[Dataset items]
********************

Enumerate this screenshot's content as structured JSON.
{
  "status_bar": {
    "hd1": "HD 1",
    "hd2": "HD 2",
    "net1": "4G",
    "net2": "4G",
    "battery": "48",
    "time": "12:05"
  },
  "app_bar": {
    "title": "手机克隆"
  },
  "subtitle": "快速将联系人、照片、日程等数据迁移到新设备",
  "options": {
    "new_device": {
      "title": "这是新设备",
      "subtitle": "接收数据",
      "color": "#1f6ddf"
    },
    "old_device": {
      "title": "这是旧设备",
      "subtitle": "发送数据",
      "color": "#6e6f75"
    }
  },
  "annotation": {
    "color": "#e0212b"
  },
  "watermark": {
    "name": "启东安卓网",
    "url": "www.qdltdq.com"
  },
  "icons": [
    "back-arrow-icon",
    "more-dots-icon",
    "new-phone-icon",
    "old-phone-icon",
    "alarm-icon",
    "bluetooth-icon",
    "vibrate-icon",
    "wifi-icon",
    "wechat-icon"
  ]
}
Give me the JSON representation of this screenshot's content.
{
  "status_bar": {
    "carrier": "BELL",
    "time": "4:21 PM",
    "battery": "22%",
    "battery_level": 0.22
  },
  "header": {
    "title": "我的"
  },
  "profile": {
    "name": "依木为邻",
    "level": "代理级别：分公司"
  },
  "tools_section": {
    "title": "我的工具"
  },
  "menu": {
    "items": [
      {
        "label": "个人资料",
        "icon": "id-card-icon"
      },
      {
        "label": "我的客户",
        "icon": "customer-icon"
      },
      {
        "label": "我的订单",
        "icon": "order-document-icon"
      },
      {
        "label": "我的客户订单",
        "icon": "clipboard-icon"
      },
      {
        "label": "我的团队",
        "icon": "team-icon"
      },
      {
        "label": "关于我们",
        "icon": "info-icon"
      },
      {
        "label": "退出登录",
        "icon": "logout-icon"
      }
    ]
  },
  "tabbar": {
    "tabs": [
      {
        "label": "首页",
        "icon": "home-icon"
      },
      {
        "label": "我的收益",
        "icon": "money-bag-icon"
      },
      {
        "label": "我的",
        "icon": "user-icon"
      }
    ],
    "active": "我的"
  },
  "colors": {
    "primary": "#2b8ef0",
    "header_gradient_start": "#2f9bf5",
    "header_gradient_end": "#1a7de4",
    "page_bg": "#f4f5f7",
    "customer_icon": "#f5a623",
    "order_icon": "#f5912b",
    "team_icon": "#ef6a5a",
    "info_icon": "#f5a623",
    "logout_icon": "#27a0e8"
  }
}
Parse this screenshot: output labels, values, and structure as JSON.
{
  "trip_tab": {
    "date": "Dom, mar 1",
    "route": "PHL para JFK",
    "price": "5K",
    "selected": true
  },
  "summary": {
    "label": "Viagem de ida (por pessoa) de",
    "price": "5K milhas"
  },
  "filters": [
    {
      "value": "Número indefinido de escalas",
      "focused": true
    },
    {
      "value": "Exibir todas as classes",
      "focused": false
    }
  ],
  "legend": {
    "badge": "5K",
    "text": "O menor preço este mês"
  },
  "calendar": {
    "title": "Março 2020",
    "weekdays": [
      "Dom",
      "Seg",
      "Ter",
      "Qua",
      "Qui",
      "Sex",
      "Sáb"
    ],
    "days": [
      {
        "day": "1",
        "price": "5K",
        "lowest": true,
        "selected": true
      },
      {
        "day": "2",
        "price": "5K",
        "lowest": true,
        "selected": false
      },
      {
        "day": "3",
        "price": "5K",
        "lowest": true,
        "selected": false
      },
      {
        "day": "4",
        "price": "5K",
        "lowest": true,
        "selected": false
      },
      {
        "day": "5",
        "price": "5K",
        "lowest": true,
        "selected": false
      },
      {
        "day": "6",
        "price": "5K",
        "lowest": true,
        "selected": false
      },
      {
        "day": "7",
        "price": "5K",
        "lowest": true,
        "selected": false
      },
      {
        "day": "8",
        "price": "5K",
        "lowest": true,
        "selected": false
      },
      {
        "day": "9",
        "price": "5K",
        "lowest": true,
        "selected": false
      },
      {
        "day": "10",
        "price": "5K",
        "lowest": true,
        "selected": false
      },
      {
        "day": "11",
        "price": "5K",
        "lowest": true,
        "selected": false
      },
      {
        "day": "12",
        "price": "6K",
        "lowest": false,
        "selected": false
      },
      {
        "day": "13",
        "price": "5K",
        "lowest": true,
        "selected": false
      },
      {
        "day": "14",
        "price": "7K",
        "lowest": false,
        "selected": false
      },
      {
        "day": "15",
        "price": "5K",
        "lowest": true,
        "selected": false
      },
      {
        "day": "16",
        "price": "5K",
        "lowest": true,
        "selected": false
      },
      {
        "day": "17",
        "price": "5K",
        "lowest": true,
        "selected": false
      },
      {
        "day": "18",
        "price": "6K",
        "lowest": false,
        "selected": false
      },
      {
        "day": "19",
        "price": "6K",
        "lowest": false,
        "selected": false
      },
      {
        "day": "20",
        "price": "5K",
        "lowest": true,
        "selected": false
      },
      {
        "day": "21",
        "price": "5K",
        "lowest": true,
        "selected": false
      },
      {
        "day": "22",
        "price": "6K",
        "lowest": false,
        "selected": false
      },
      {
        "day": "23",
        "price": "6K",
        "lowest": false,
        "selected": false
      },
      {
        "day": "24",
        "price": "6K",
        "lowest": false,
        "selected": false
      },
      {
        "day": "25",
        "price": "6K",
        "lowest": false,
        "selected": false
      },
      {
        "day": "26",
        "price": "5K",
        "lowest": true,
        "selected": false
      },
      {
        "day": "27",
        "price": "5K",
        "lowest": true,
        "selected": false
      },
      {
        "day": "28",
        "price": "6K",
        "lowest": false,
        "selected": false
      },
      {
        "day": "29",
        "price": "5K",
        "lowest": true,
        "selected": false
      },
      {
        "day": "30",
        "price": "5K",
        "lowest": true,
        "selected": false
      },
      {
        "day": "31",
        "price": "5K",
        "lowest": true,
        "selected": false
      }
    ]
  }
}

********************

Scan the entries above. Copy each line that has the string "subtitle".

:: Written response ::
  "subtitle": "快速将联系人、照片、日程等数据迁移到新设备",
      "subtitle": "接收数据",
      "subtitle": "发送数据",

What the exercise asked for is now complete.